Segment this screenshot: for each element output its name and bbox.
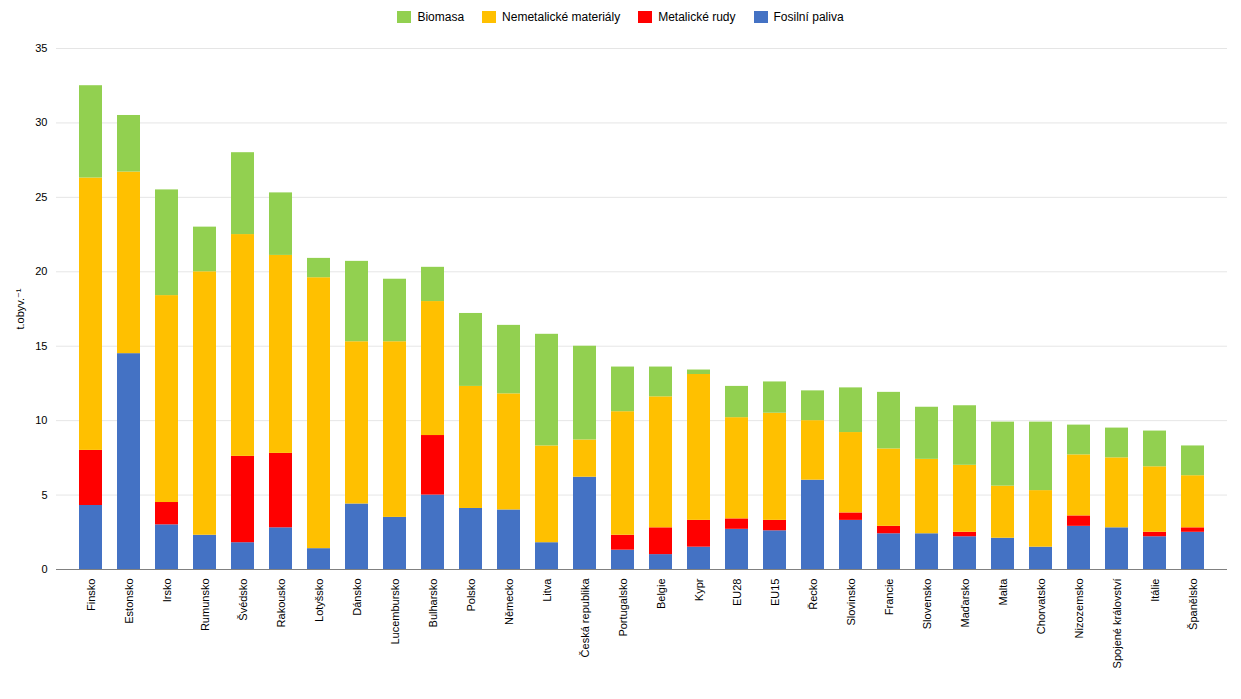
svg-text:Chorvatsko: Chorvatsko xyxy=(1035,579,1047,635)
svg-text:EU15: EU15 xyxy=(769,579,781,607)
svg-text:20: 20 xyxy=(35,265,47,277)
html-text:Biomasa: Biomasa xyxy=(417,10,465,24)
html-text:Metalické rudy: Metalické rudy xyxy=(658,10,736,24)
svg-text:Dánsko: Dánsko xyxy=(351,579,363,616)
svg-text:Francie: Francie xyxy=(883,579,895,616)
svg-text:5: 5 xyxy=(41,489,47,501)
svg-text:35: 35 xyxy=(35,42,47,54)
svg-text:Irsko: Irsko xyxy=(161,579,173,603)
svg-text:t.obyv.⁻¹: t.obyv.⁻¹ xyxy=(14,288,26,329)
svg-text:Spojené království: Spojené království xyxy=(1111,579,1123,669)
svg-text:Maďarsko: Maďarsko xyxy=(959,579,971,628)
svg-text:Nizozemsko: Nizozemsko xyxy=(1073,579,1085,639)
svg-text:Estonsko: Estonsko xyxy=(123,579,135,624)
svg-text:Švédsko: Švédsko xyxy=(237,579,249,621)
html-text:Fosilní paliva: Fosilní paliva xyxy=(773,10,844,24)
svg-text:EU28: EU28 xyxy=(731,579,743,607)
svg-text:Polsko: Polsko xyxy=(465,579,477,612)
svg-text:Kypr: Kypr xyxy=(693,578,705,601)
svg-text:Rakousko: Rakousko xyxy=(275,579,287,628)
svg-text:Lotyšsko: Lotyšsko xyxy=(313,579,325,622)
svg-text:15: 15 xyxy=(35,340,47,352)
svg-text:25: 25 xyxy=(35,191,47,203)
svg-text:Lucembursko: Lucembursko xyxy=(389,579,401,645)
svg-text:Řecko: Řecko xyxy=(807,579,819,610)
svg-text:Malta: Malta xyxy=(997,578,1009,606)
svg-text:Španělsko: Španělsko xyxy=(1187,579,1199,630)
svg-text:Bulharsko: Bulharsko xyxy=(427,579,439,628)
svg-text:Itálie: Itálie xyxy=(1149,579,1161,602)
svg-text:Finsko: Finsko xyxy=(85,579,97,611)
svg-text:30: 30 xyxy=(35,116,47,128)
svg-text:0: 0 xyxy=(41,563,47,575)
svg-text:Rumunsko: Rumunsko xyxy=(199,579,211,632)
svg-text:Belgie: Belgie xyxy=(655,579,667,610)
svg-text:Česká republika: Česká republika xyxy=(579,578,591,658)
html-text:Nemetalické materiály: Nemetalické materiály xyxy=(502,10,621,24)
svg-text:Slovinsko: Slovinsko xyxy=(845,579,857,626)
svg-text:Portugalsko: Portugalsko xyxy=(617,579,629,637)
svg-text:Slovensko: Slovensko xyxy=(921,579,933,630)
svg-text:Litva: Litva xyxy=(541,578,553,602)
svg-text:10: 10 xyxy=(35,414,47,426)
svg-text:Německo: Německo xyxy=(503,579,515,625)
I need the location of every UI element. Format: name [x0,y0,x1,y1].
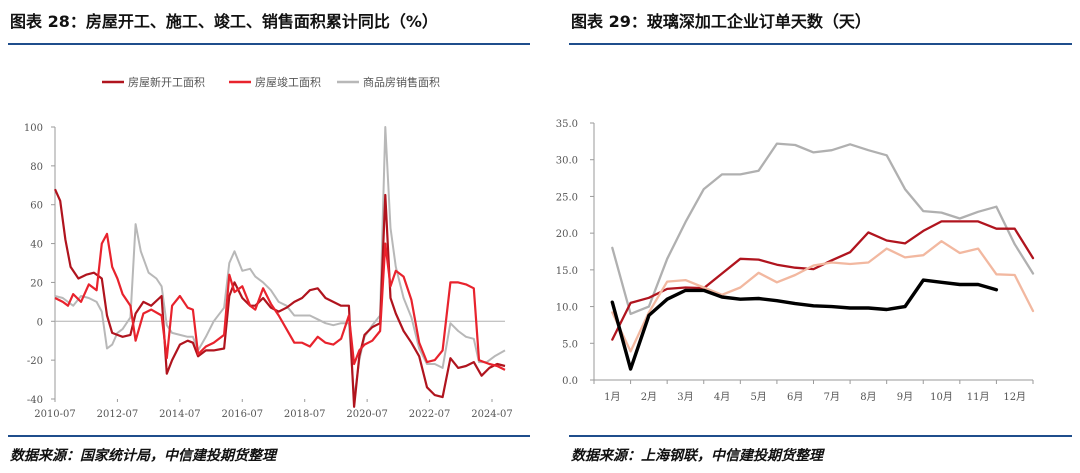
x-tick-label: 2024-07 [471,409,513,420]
────────────────────────────────────────
Reproduce the entire listing above verbatim, line for line, and omit the pictures from your reply.

Segment this screenshot: for each element output its name and bbox.
svg-text:Chorvatsko: Chorvatsko xyxy=(1035,579,1047,635)
svg-text:EU15: EU15 xyxy=(769,579,781,607)
svg-text:20: 20 xyxy=(35,265,47,277)
html-text:Biomasa: Biomasa xyxy=(417,10,465,24)
html-text:Metalické rudy: Metalické rudy xyxy=(658,10,736,24)
svg-text:Dánsko: Dánsko xyxy=(351,579,363,616)
svg-text:Francie: Francie xyxy=(883,579,895,616)
svg-text:5: 5 xyxy=(41,489,47,501)
svg-text:35: 35 xyxy=(35,42,47,54)
svg-text:Irsko: Irsko xyxy=(161,579,173,603)
svg-text:t.obyv.⁻¹: t.obyv.⁻¹ xyxy=(14,288,26,329)
svg-text:Spojené království: Spojené království xyxy=(1111,579,1123,669)
svg-text:Maďarsko: Maďarsko xyxy=(959,579,971,628)
svg-text:Nizozemsko: Nizozemsko xyxy=(1073,579,1085,639)
svg-text:Estonsko: Estonsko xyxy=(123,579,135,624)
svg-text:Švédsko: Švédsko xyxy=(237,579,249,621)
html-text:Fosilní paliva: Fosilní paliva xyxy=(773,10,844,24)
svg-text:EU28: EU28 xyxy=(731,579,743,607)
svg-text:Polsko: Polsko xyxy=(465,579,477,612)
svg-text:Kypr: Kypr xyxy=(693,578,705,601)
svg-text:Rakousko: Rakousko xyxy=(275,579,287,628)
svg-text:Lotyšsko: Lotyšsko xyxy=(313,579,325,622)
svg-text:15: 15 xyxy=(35,340,47,352)
svg-text:25: 25 xyxy=(35,191,47,203)
svg-text:Lucembursko: Lucembursko xyxy=(389,579,401,645)
svg-text:Řecko: Řecko xyxy=(807,579,819,610)
svg-text:Malta: Malta xyxy=(997,578,1009,606)
svg-text:Španělsko: Španělsko xyxy=(1187,579,1199,630)
svg-text:Bulharsko: Bulharsko xyxy=(427,579,439,628)
svg-text:Itálie: Itálie xyxy=(1149,579,1161,602)
svg-text:Finsko: Finsko xyxy=(85,579,97,611)
svg-text:30: 30 xyxy=(35,116,47,128)
svg-text:0: 0 xyxy=(41,563,47,575)
svg-text:Rumunsko: Rumunsko xyxy=(199,579,211,632)
svg-text:Belgie: Belgie xyxy=(655,579,667,610)
svg-text:Česká republika: Česká republika xyxy=(579,578,591,658)
html-text:Nemetalické materiály: Nemetalické materiály xyxy=(502,10,621,24)
svg-text:Slovinsko: Slovinsko xyxy=(845,579,857,626)
svg-text:Portugalsko: Portugalsko xyxy=(617,579,629,637)
svg-text:Slovensko: Slovensko xyxy=(921,579,933,630)
svg-text:Litva: Litva xyxy=(541,578,553,602)
svg-text:10: 10 xyxy=(35,414,47,426)
svg-text:Německo: Německo xyxy=(503,579,515,625)
I need the location of every UI element. Format: name [x0,y0,x1,y1].
x-tick-label: 2024-07 [471,409,513,420]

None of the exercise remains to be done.